§ **Exercise goal**
In the listing below, count each line containing "series" and answer with the count only.

§ **Data provided**
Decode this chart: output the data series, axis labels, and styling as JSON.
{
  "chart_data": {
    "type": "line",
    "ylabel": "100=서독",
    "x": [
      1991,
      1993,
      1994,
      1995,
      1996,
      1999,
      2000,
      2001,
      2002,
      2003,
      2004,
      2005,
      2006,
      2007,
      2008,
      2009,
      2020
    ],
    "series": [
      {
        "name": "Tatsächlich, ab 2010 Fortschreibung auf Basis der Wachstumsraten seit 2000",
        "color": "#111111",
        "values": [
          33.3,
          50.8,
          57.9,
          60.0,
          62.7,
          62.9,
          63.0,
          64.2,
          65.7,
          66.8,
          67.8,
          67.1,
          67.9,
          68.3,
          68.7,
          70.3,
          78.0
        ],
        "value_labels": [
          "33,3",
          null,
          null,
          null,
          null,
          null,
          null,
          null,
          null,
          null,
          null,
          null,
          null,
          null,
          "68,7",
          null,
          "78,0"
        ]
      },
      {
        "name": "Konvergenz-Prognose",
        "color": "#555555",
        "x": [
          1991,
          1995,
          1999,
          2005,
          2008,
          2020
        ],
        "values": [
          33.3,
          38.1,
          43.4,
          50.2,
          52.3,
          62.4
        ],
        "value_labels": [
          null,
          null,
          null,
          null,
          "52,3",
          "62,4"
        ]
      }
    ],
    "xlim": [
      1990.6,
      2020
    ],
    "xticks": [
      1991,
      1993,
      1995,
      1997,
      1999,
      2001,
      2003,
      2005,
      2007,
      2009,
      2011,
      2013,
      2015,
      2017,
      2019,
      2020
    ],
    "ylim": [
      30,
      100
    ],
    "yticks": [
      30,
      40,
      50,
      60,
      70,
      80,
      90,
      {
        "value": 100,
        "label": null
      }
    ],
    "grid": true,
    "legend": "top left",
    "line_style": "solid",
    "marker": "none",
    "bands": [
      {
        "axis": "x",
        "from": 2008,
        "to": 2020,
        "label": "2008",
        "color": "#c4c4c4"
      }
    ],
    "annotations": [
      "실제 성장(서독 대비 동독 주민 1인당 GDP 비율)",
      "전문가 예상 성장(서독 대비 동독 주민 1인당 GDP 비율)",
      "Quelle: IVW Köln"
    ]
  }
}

§ **Exercise result**
2